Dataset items
......
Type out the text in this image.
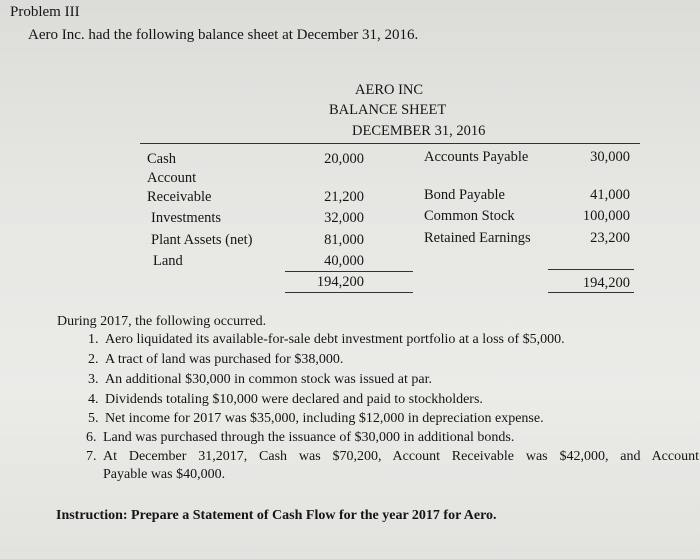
Problem III
Aero Inc. had the following balance sheet at December 31, 2016.
AERO INC
BALANCE SHEET
DECEMBER 31, 2016
Cash
Account
Receivable
Investments
Plant Assets (net)
Land
20,000
21,200
32,000
81,000
40,000
194,200
Accounts Payable
Bond Payable
Common Stock
Retained Earnings
30,000
41,000
100,000
23,200
194,200
During 2017, the following occurred.
1. Aero liquidated its available-for-sale debt investment portfolio at a loss of $5,000.
2. A tract of land was purchased for $38,000.
3. An additional $30,000 in common stock was issued at par.
4. Dividends totaling $10,000 were declared and paid to stockholders.
5. Net income for 2017 was $35,000, including $12,000 in depreciation expense.
6. Land was purchased through the issuance of $30,000 in additional bonds.
7. At December 31,2017, Cash was $70,200, Account Receivable was $42,000, and Account
Payable was $40,000.
Instruction: Prepare a Statement of Cash Flow for the year 2017 for Aero.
......
◆ **What you need to do**: Every record above should come back exactly, but without its pictures.

◆ **The output**:
Type out the text in this image.
Problem III
Aero Inc. had the following balance sheet at December 31, 2016.
AERO INC
BALANCE SHEET
DECEMBER 31, 2016
Cash
Account
Receivable
Investments
Plant Assets (net)
Land
20,000
21,200
32,000
81,000
40,000
194,200
Accounts Payable
Bond Payable
Common Stock
Retained Earnings
30,000
41,000
100,000
23,200
194,200
During 2017, the following occurred.
1. Aero liquidated its available-for-sale debt investment portfolio at a loss of $5,000.
2. A tract of land was purchased for $38,000.
3. An additional $30,000 in common stock was issued at par.
4. Dividends totaling $10,000 were declared and paid to stockholders.
5. Net income for 2017 was $35,000, including $12,000 in depreciation expense.
6. Land was purchased through the issuance of $30,000 in additional bonds.
7. At December 31,2017, Cash was $70,200, Account Receivable was $42,000, and Account
Payable was $40,000.
Instruction: Prepare a Statement of Cash Flow for the year 2017 for Aero.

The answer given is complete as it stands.